**Records for the task:**

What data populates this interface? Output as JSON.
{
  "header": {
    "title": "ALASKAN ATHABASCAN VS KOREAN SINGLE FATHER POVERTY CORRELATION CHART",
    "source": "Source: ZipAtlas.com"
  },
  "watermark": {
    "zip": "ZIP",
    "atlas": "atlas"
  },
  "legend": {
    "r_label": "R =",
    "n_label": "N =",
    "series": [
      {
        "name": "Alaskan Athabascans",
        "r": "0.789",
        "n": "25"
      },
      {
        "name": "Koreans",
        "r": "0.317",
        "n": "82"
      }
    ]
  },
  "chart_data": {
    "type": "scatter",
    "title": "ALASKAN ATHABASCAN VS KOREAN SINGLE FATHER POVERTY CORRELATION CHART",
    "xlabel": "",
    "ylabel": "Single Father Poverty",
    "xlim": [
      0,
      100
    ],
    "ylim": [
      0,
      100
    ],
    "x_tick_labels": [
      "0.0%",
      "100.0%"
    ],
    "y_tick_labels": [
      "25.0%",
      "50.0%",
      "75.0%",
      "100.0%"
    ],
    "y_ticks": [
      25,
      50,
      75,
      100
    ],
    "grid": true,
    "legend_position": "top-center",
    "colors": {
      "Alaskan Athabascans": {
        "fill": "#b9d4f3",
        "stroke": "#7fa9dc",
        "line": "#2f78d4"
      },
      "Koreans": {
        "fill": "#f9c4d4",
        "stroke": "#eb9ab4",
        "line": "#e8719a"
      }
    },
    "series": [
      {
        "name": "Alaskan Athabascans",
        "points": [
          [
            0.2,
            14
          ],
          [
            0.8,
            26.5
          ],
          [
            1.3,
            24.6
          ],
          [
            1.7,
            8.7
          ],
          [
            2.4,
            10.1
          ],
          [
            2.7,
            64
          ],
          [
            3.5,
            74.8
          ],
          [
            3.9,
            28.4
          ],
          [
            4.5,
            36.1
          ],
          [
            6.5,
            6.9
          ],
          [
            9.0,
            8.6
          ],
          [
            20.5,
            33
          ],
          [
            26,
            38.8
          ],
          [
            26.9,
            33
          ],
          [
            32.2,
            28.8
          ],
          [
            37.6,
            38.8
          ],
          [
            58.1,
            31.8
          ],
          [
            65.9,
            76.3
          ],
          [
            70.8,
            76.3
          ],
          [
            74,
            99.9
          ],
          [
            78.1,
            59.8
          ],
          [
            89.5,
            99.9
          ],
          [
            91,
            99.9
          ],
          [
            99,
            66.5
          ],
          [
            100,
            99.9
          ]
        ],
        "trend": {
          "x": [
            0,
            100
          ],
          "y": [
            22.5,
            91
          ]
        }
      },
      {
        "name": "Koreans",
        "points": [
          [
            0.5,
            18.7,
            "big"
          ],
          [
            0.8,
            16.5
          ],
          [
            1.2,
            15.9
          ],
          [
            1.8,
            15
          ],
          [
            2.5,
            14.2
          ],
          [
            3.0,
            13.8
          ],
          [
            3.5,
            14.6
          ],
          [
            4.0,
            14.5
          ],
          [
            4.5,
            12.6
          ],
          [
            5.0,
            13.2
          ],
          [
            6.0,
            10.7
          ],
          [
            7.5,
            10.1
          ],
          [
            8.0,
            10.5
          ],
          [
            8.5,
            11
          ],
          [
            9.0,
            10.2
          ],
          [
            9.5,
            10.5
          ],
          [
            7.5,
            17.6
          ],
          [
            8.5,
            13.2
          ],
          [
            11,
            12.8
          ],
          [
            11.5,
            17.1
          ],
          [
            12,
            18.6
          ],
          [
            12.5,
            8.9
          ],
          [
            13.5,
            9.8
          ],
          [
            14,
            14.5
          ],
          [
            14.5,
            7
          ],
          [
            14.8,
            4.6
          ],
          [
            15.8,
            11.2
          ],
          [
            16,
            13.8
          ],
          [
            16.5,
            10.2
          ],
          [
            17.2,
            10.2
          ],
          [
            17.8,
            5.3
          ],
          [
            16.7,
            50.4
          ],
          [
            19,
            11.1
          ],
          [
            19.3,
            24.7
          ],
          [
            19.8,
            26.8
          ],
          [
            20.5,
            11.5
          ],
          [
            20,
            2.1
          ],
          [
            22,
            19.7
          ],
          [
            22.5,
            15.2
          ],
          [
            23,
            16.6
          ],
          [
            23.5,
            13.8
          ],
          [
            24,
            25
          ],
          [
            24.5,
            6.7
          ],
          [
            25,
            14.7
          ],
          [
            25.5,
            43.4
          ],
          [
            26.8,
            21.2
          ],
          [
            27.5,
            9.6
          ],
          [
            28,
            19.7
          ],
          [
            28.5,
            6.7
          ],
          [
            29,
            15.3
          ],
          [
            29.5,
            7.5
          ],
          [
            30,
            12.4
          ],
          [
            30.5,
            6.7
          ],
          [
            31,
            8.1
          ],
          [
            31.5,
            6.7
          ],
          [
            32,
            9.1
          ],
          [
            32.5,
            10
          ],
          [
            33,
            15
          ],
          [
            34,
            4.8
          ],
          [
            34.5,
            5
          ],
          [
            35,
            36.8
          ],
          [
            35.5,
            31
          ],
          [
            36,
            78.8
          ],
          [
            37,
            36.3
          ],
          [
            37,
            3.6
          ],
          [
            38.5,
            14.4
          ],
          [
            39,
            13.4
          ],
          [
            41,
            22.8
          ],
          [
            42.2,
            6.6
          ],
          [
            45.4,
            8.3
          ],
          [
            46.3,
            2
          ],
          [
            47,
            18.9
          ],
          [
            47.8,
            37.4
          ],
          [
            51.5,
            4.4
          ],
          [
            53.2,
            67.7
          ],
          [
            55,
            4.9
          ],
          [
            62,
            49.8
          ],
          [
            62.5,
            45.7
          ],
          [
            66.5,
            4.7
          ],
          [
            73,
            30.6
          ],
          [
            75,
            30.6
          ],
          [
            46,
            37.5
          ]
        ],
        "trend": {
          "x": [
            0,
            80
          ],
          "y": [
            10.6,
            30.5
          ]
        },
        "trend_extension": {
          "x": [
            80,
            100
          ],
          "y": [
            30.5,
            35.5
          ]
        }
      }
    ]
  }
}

**What to produce:** Output an exact copy of each record.

**Solution for this exercise:**
What data populates this interface? Output as JSON.
{
  "header": {
    "title": "ALASKAN ATHABASCAN VS KOREAN SINGLE FATHER POVERTY CORRELATION CHART",
    "source": "Source: ZipAtlas.com"
  },
  "watermark": {
    "zip": "ZIP",
    "atlas": "atlas"
  },
  "legend": {
    "r_label": "R =",
    "n_label": "N =",
    "series": [
      {
        "name": "Alaskan Athabascans",
        "r": "0.789",
        "n": "25"
      },
      {
        "name": "Koreans",
        "r": "0.317",
        "n": "82"
      }
    ]
  },
  "chart_data": {
    "type": "scatter",
    "title": "ALASKAN ATHABASCAN VS KOREAN SINGLE FATHER POVERTY CORRELATION CHART",
    "xlabel": "",
    "ylabel": "Single Father Poverty",
    "xlim": [
      0,
      100
    ],
    "ylim": [
      0,
      100
    ],
    "x_tick_labels": [
      "0.0%",
      "100.0%"
    ],
    "y_tick_labels": [
      "25.0%",
      "50.0%",
      "75.0%",
      "100.0%"
    ],
    "y_ticks": [
      25,
      50,
      75,
      100
    ],
    "grid": true,
    "legend_position": "top-center",
    "colors": {
      "Alaskan Athabascans": {
        "fill": "#b9d4f3",
        "stroke": "#7fa9dc",
        "line": "#2f78d4"
      },
      "Koreans": {
        "fill": "#f9c4d4",
        "stroke": "#eb9ab4",
        "line": "#e8719a"
      }
    },
    "series": [
      {
        "name": "Alaskan Athabascans",
        "points": [
          [
            0.2,
            14
          ],
          [
            0.8,
            26.5
          ],
          [
            1.3,
            24.6
          ],
          [
            1.7,
            8.7
          ],
          [
            2.4,
            10.1
          ],
          [
            2.7,
            64
          ],
          [
            3.5,
            74.8
          ],
          [
            3.9,
            28.4
          ],
          [
            4.5,
            36.1
          ],
          [
            6.5,
            6.9
          ],
          [
            9.0,
            8.6
          ],
          [
            20.5,
            33
          ],
          [
            26,
            38.8
          ],
          [
            26.9,
            33
          ],
          [
            32.2,
            28.8
          ],
          [
            37.6,
            38.8
          ],
          [
            58.1,
            31.8
          ],
          [
            65.9,
            76.3
          ],
          [
            70.8,
            76.3
          ],
          [
            74,
            99.9
          ],
          [
            78.1,
            59.8
          ],
          [
            89.5,
            99.9
          ],
          [
            91,
            99.9
          ],
          [
            99,
            66.5
          ],
          [
            100,
            99.9
          ]
        ],
        "trend": {
          "x": [
            0,
            100
          ],
          "y": [
            22.5,
            91
          ]
        }
      },
      {
        "name": "Koreans",
        "points": [
          [
            0.5,
            18.7,
            "big"
          ],
          [
            0.8,
            16.5
          ],
          [
            1.2,
            15.9
          ],
          [
            1.8,
            15
          ],
          [
            2.5,
            14.2
          ],
          [
            3.0,
            13.8
          ],
          [
            3.5,
            14.6
          ],
          [
            4.0,
            14.5
          ],
          [
            4.5,
            12.6
          ],
          [
            5.0,
            13.2
          ],
          [
            6.0,
            10.7
          ],
          [
            7.5,
            10.1
          ],
          [
            8.0,
            10.5
          ],
          [
            8.5,
            11
          ],
          [
            9.0,
            10.2
          ],
          [
            9.5,
            10.5
          ],
          [
            7.5,
            17.6
          ],
          [
            8.5,
            13.2
          ],
          [
            11,
            12.8
          ],
          [
            11.5,
            17.1
          ],
          [
            12,
            18.6
          ],
          [
            12.5,
            8.9
          ],
          [
            13.5,
            9.8
          ],
          [
            14,
            14.5
          ],
          [
            14.5,
            7
          ],
          [
            14.8,
            4.6
          ],
          [
            15.8,
            11.2
          ],
          [
            16,
            13.8
          ],
          [
            16.5,
            10.2
          ],
          [
            17.2,
            10.2
          ],
          [
            17.8,
            5.3
          ],
          [
            16.7,
            50.4
          ],
          [
            19,
            11.1
          ],
          [
            19.3,
            24.7
          ],
          [
            19.8,
            26.8
          ],
          [
            20.5,
            11.5
          ],
          [
            20,
            2.1
          ],
          [
            22,
            19.7
          ],
          [
            22.5,
            15.2
          ],
          [
            23,
            16.6
          ],
          [
            23.5,
            13.8
          ],
          [
            24,
            25
          ],
          [
            24.5,
            6.7
          ],
          [
            25,
            14.7
          ],
          [
            25.5,
            43.4
          ],
          [
            26.8,
            21.2
          ],
          [
            27.5,
            9.6
          ],
          [
            28,
            19.7
          ],
          [
            28.5,
            6.7
          ],
          [
            29,
            15.3
          ],
          [
            29.5,
            7.5
          ],
          [
            30,
            12.4
          ],
          [
            30.5,
            6.7
          ],
          [
            31,
            8.1
          ],
          [
            31.5,
            6.7
          ],
          [
            32,
            9.1
          ],
          [
            32.5,
            10
          ],
          [
            33,
            15
          ],
          [
            34,
            4.8
          ],
          [
            34.5,
            5
          ],
          [
            35,
            36.8
          ],
          [
            35.5,
            31
          ],
          [
            36,
            78.8
          ],
          [
            37,
            36.3
          ],
          [
            37,
            3.6
          ],
          [
            38.5,
            14.4
          ],
          [
            39,
            13.4
          ],
          [
            41,
            22.8
          ],
          [
            42.2,
            6.6
          ],
          [
            45.4,
            8.3
          ],
          [
            46.3,
            2
          ],
          [
            47,
            18.9
          ],
          [
            47.8,
            37.4
          ],
          [
            51.5,
            4.4
          ],
          [
            53.2,
            67.7
          ],
          [
            55,
            4.9
          ],
          [
            62,
            49.8
          ],
          [
            62.5,
            45.7
          ],
          [
            66.5,
            4.7
          ],
          [
            73,
            30.6
          ],
          [
            75,
            30.6
          ],
          [
            46,
            37.5
          ]
        ],
        "trend": {
          "x": [
            0,
            80
          ],
          "y": [
            10.6,
            30.5
          ]
        },
        "trend_extension": {
          "x": [
            80,
            100
          ],
          "y": [
            30.5,
            35.5
          ]
        }
      }
    ]
  }
}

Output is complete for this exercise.